To be done –
Please retype each of the items below word for word, with no changes.

════

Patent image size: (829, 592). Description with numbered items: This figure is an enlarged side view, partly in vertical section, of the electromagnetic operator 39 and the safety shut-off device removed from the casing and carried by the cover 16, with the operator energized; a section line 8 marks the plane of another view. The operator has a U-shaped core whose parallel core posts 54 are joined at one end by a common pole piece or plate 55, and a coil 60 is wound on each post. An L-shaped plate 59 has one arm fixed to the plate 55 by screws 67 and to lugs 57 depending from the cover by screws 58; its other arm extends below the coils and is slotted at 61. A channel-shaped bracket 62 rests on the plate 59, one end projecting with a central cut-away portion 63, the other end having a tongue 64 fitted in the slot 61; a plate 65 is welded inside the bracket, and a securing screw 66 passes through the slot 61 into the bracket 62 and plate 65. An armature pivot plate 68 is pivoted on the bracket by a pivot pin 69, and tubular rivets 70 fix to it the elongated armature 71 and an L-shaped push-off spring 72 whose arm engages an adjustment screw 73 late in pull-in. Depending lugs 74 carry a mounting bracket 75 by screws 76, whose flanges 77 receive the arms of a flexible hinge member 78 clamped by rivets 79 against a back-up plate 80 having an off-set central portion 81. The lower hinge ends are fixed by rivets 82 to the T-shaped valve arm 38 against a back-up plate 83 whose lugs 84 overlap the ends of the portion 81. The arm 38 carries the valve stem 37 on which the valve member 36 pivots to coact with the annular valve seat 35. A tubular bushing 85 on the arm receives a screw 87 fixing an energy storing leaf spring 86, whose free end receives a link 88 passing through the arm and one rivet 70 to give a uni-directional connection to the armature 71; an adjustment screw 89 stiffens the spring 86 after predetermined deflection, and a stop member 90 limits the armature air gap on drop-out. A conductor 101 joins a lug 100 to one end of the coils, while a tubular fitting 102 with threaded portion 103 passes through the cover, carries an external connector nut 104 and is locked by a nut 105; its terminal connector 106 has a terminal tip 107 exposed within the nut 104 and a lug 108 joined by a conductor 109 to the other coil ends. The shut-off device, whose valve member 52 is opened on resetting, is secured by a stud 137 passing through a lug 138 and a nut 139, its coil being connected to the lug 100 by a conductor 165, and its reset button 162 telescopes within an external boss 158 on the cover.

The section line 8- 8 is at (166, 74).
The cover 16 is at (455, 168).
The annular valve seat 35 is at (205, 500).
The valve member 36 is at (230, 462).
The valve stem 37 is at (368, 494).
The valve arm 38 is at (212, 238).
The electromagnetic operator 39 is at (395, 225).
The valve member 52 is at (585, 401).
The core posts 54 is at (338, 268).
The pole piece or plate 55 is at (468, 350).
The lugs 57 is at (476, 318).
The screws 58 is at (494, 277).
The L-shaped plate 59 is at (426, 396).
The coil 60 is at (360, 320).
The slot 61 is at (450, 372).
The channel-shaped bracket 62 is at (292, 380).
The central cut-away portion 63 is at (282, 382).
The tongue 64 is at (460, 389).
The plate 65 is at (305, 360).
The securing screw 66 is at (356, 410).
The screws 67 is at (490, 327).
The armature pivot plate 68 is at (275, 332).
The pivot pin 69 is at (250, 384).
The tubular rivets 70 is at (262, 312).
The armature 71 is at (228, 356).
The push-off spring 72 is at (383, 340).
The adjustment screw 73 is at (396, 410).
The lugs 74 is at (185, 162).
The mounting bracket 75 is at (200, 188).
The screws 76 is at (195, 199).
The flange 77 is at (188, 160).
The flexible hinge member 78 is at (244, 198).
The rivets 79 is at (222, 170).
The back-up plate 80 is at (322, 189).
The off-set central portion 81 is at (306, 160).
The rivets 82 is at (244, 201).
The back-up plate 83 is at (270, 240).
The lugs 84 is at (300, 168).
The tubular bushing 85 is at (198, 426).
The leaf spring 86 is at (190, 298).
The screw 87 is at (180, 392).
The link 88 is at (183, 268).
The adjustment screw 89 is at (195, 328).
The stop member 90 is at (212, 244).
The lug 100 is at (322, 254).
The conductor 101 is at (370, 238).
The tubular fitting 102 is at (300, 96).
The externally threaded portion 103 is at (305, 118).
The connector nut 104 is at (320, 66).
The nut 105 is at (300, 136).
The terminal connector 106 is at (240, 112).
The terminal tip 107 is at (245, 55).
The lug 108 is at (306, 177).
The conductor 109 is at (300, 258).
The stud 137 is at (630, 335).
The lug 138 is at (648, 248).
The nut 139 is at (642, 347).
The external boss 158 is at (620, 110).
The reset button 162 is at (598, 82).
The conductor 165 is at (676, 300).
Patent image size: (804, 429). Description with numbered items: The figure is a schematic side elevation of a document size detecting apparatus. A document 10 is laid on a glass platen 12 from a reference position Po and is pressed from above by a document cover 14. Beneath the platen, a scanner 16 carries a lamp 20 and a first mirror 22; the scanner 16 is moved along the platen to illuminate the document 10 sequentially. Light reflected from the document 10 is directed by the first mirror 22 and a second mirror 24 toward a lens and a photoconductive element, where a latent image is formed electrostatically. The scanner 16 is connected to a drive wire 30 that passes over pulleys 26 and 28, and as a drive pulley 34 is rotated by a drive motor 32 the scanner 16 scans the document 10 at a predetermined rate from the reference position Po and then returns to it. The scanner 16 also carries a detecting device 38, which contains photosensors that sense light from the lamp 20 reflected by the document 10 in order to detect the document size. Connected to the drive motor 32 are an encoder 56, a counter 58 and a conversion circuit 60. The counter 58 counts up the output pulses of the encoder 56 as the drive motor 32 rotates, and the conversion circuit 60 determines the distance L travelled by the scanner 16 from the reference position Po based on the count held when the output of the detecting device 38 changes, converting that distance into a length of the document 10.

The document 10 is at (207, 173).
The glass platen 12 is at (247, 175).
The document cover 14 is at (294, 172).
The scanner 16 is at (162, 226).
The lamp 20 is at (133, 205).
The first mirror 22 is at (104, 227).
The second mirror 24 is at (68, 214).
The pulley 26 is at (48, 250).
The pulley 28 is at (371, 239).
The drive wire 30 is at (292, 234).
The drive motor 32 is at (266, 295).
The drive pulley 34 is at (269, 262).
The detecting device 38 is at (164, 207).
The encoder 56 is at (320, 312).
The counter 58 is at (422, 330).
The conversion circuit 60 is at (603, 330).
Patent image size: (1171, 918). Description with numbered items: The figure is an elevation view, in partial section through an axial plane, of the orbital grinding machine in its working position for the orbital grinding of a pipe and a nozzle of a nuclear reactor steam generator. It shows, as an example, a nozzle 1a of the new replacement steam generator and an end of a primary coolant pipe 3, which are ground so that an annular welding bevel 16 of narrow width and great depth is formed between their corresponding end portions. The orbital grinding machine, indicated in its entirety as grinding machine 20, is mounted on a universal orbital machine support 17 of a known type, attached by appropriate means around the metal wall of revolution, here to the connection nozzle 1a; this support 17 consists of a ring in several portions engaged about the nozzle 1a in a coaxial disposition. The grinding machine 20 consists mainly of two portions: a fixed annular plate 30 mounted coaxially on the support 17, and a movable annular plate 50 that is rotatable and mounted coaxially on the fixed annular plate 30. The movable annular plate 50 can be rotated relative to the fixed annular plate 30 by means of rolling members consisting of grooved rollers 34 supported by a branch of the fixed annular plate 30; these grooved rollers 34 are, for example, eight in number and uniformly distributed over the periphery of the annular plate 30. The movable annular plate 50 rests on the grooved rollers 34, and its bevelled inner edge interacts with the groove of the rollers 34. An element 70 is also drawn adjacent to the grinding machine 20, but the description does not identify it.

════

Written response –
Patent image size: (829, 592). Description with numbered items: This figure is an enlarged side view, partly in vertical section, of the electromagnetic operator 39 and the safety shut-off device removed from the casing and carried by the cover 16, with the operator energized; a section line 8 marks the plane of another view. The operator has a U-shaped core whose parallel core posts 54 are joined at one end by a common pole piece or plate 55, and a coil 60 is wound on each post. An L-shaped plate 59 has one arm fixed to the plate 55 by screws 67 and to lugs 57 depending from the cover by screws 58; its other arm extends below the coils and is slotted at 61. A channel-shaped bracket 62 rests on the plate 59, one end projecting with a central cut-away portion 63, the other end having a tongue 64 fitted in the slot 61; a plate 65 is welded inside the bracket, and a securing screw 66 passes through the slot 61 into the bracket 62 and plate 65. An armature pivot plate 68 is pivoted on the bracket by a pivot pin 69, and tubular rivets 70 fix to it the elongated armature 71 and an L-shaped push-off spring 72 whose arm engages an adjustment screw 73 late in pull-in. Depending lugs 74 carry a mounting bracket 75 by screws 76, whose flanges 77 receive the arms of a flexible hinge member 78 clamped by rivets 79 against a back-up plate 80 having an off-set central portion 81. The lower hinge ends are fixed by rivets 82 to the T-shaped valve arm 38 against a back-up plate 83 whose lugs 84 overlap the ends of the portion 81. The arm 38 carries the valve stem 37 on which the valve member 36 pivots to coact with the annular valve seat 35. A tubular bushing 85 on the arm receives a screw 87 fixing an energy storing leaf spring 86, whose free end receives a link 88 passing through the arm and one rivet 70 to give a uni-directional connection to the armature 71; an adjustment screw 89 stiffens the spring 86 after predetermined deflection, and a stop member 90 limits the armature air gap on drop-out. A conductor 101 joins a lug 100 to one end of the coils, while a tubular fitting 102 with threaded portion 103 passes through the cover, carries an external connector nut 104 and is locked by a nut 105; its terminal connector 106 has a terminal tip 107 exposed within the nut 104 and a lug 108 joined by a conductor 109 to the other coil ends. The shut-off device, whose valve member 52 is opened on resetting, is secured by a stud 137 passing through a lug 138 and a nut 139, its coil being connected to the lug 100 by a conductor 165, and its reset button 162 telescopes within an external boss 158 on the cover.

The section line 8- 8 is at (166, 74).
The cover 16 is at (455, 168).
The annular valve seat 35 is at (205, 500).
The valve member 36 is at (230, 462).
The valve stem 37 is at (368, 494).
The valve arm 38 is at (212, 238).
The electromagnetic operator 39 is at (395, 225).
The valve member 52 is at (585, 401).
The core posts 54 is at (338, 268).
The pole piece or plate 55 is at (468, 350).
The lugs 57 is at (476, 318).
The screws 58 is at (494, 277).
The L-shaped plate 59 is at (426, 396).
The coil 60 is at (360, 320).
The slot 61 is at (450, 372).
The channel-shaped bracket 62 is at (292, 380).
The central cut-away portion 63 is at (282, 382).
The tongue 64 is at (460, 389).
The plate 65 is at (305, 360).
The securing screw 66 is at (356, 410).
The screws 67 is at (490, 327).
The armature pivot plate 68 is at (275, 332).
The pivot pin 69 is at (250, 384).
The tubular rivets 70 is at (262, 312).
The armature 71 is at (228, 356).
The push-off spring 72 is at (383, 340).
The adjustment screw 73 is at (396, 410).
The lugs 74 is at (185, 162).
The mounting bracket 75 is at (200, 188).
The screws 76 is at (195, 199).
The flange 77 is at (188, 160).
The flexible hinge member 78 is at (244, 198).
The rivets 79 is at (222, 170).
The back-up plate 80 is at (322, 189).
The off-set central portion 81 is at (306, 160).
The rivets 82 is at (244, 201).
The back-up plate 83 is at (270, 240).
The lugs 84 is at (300, 168).
The tubular bushing 85 is at (198, 426).
The leaf spring 86 is at (190, 298).
The screw 87 is at (180, 392).
The link 88 is at (183, 268).
The adjustment screw 89 is at (195, 328).
The stop member 90 is at (212, 244).
The lug 100 is at (322, 254).
The conductor 101 is at (370, 238).
The tubular fitting 102 is at (300, 96).
The externally threaded portion 103 is at (305, 118).
The connector nut 104 is at (320, 66).
The nut 105 is at (300, 136).
The terminal connector 106 is at (240, 112).
The terminal tip 107 is at (245, 55).
The lug 108 is at (306, 177).
The conductor 109 is at (300, 258).
The stud 137 is at (630, 335).
The lug 138 is at (648, 248).
The nut 139 is at (642, 347).
The external boss 158 is at (620, 110).
The reset button 162 is at (598, 82).
The conductor 165 is at (676, 300).
Patent image size: (804, 429). Description with numbered items: The figure is a schematic side elevation of a document size detecting apparatus. A document 10 is laid on a glass platen 12 from a reference position Po and is pressed from above by a document cover 14. Beneath the platen, a scanner 16 carries a lamp 20 and a first mirror 22; the scanner 16 is moved along the platen to illuminate the document 10 sequentially. Light reflected from the document 10 is directed by the first mirror 22 and a second mirror 24 toward a lens and a photoconductive element, where a latent image is formed electrostatically. The scanner 16 is connected to a drive wire 30 that passes over pulleys 26 and 28, and as a drive pulley 34 is rotated by a drive motor 32 the scanner 16 scans the document 10 at a predetermined rate from the reference position Po and then returns to it. The scanner 16 also carries a detecting device 38, which contains photosensors that sense light from the lamp 20 reflected by the document 10 in order to detect the document size. Connected to the drive motor 32 are an encoder 56, a counter 58 and a conversion circuit 60. The counter 58 counts up the output pulses of the encoder 56 as the drive motor 32 rotates, and the conversion circuit 60 determines the distance L travelled by the scanner 16 from the reference position Po based on the count held when the output of the detecting device 38 changes, converting that distance into a length of the document 10.

The document 10 is at (207, 173).
The glass platen 12 is at (247, 175).
The document cover 14 is at (294, 172).
The scanner 16 is at (162, 226).
The lamp 20 is at (133, 205).
The first mirror 22 is at (104, 227).
The second mirror 24 is at (68, 214).
The pulley 26 is at (48, 250).
The pulley 28 is at (371, 239).
The drive wire 30 is at (292, 234).
The drive motor 32 is at (266, 295).
The drive pulley 34 is at (269, 262).
The detecting device 38 is at (164, 207).
The encoder 56 is at (320, 312).
The counter 58 is at (422, 330).
The conversion circuit 60 is at (603, 330).
Patent image size: (1171, 918). Description with numbered items: The figure is an elevation view, in partial section through an axial plane, of the orbital grinding machine in its working position for the orbital grinding of a pipe and a nozzle of a nuclear reactor steam generator. It shows, as an example, a nozzle 1a of the new replacement steam generator and an end of a primary coolant pipe 3, which are ground so that an annular welding bevel 16 of narrow width and great depth is formed between their corresponding end portions. The orbital grinding machine, indicated in its entirety as grinding machine 20, is mounted on a universal orbital machine support 17 of a known type, attached by appropriate means around the metal wall of revolution, here to the connection nozzle 1a; this support 17 consists of a ring in several portions engaged about the nozzle 1a in a coaxial disposition. The grinding machine 20 consists mainly of two portions: a fixed annular plate 30 mounted coaxially on the support 17, and a movable annular plate 50 that is rotatable and mounted coaxially on the fixed annular plate 30. The movable annular plate 50 can be rotated relative to the fixed annular plate 30 by means of rolling members consisting of grooved rollers 34 supported by a branch of the fixed annular plate 30; these grooved rollers 34 are, for example, eight in number and uniformly distributed over the periphery of the annular plate 30. The movable annular plate 50 rests on the grooved rollers 34, and its bevelled inner edge interacts with the groove of the rollers 34. An element 70 is also drawn adjacent to the grinding machine 20, but the description does not identify it.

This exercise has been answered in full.